Data shown:

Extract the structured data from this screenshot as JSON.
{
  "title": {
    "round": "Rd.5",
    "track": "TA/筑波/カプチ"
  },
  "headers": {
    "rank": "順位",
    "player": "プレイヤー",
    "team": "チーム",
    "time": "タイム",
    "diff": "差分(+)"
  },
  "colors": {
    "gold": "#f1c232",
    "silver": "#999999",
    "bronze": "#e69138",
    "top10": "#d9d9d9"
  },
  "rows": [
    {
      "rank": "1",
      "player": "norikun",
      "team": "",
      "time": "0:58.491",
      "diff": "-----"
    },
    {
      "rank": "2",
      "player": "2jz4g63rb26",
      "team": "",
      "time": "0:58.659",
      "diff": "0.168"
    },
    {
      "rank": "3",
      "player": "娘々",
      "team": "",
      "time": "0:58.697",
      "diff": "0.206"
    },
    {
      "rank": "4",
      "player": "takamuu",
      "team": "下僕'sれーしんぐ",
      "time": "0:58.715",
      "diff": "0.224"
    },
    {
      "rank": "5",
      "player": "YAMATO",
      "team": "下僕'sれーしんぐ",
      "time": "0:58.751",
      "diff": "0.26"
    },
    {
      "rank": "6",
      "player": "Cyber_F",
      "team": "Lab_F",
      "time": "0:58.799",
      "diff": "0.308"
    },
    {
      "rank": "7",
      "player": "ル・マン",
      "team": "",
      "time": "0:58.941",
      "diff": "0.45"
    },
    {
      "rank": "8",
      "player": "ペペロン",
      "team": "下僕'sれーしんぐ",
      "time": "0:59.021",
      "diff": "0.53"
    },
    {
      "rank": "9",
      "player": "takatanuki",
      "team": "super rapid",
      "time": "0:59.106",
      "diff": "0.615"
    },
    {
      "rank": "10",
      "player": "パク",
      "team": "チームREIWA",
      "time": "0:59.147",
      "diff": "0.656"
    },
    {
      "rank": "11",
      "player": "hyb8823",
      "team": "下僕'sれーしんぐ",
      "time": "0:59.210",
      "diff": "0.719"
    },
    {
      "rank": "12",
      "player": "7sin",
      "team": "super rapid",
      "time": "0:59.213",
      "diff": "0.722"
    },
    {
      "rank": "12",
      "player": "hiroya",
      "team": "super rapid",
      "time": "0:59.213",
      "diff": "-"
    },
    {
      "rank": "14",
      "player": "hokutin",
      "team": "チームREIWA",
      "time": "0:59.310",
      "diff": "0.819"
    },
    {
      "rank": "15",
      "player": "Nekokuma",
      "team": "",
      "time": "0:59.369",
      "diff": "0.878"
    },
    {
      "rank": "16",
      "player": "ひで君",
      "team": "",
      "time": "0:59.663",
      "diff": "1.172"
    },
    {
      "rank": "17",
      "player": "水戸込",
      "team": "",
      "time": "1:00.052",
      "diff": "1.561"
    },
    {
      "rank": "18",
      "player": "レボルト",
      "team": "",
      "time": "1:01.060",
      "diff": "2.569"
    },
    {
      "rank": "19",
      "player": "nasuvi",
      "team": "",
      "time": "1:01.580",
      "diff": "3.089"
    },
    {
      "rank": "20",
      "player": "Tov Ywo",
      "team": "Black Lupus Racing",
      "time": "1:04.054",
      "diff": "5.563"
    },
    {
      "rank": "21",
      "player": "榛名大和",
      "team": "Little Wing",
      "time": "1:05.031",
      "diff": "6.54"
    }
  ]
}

Task goal: Write down all the entries again without a single difference.

Final answer:
Extract the structured data from this screenshot as JSON.
{
  "title": {
    "round": "Rd.5",
    "track": "TA/筑波/カプチ"
  },
  "headers": {
    "rank": "順位",
    "player": "プレイヤー",
    "team": "チーム",
    "time": "タイム",
    "diff": "差分(+)"
  },
  "colors": {
    "gold": "#f1c232",
    "silver": "#999999",
    "bronze": "#e69138",
    "top10": "#d9d9d9"
  },
  "rows": [
    {
      "rank": "1",
      "player": "norikun",
      "team": "",
      "time": "0:58.491",
      "diff": "-----"
    },
    {
      "rank": "2",
      "player": "2jz4g63rb26",
      "team": "",
      "time": "0:58.659",
      "diff": "0.168"
    },
    {
      "rank": "3",
      "player": "娘々",
      "team": "",
      "time": "0:58.697",
      "diff": "0.206"
    },
    {
      "rank": "4",
      "player": "takamuu",
      "team": "下僕'sれーしんぐ",
      "time": "0:58.715",
      "diff": "0.224"
    },
    {
      "rank": "5",
      "player": "YAMATO",
      "team": "下僕'sれーしんぐ",
      "time": "0:58.751",
      "diff": "0.26"
    },
    {
      "rank": "6",
      "player": "Cyber_F",
      "team": "Lab_F",
      "time": "0:58.799",
      "diff": "0.308"
    },
    {
      "rank": "7",
      "player": "ル・マン",
      "team": "",
      "time": "0:58.941",
      "diff": "0.45"
    },
    {
      "rank": "8",
      "player": "ペペロン",
      "team": "下僕'sれーしんぐ",
      "time": "0:59.021",
      "diff": "0.53"
    },
    {
      "rank": "9",
      "player": "takatanuki",
      "team": "super rapid",
      "time": "0:59.106",
      "diff": "0.615"
    },
    {
      "rank": "10",
      "player": "パク",
      "team": "チームREIWA",
      "time": "0:59.147",
      "diff": "0.656"
    },
    {
      "rank": "11",
      "player": "hyb8823",
      "team": "下僕'sれーしんぐ",
      "time": "0:59.210",
      "diff": "0.719"
    },
    {
      "rank": "12",
      "player": "7sin",
      "team": "super rapid",
      "time": "0:59.213",
      "diff": "0.722"
    },
    {
      "rank": "12",
      "player": "hiroya",
      "team": "super rapid",
      "time": "0:59.213",
      "diff": "-"
    },
    {
      "rank": "14",
      "player": "hokutin",
      "team": "チームREIWA",
      "time": "0:59.310",
      "diff": "0.819"
    },
    {
      "rank": "15",
      "player": "Nekokuma",
      "team": "",
      "time": "0:59.369",
      "diff": "0.878"
    },
    {
      "rank": "16",
      "player": "ひで君",
      "team": "",
      "time": "0:59.663",
      "diff": "1.172"
    },
    {
      "rank": "17",
      "player": "水戸込",
      "team": "",
      "time": "1:00.052",
      "diff": "1.561"
    },
    {
      "rank": "18",
      "player": "レボルト",
      "team": "",
      "time": "1:01.060",
      "diff": "2.569"
    },
    {
      "rank": "19",
      "player": "nasuvi",
      "team": "",
      "time": "1:01.580",
      "diff": "3.089"
    },
    {
      "rank": "20",
      "player": "Tov Ywo",
      "team": "Black Lupus Racing",
      "time": "1:04.054",
      "diff": "5.563"
    },
    {
      "rank": "21",
      "player": "榛名大和",
      "team": "Little Wing",
      "time": "1:05.031",
      "diff": "6.54"
    }
  ]
}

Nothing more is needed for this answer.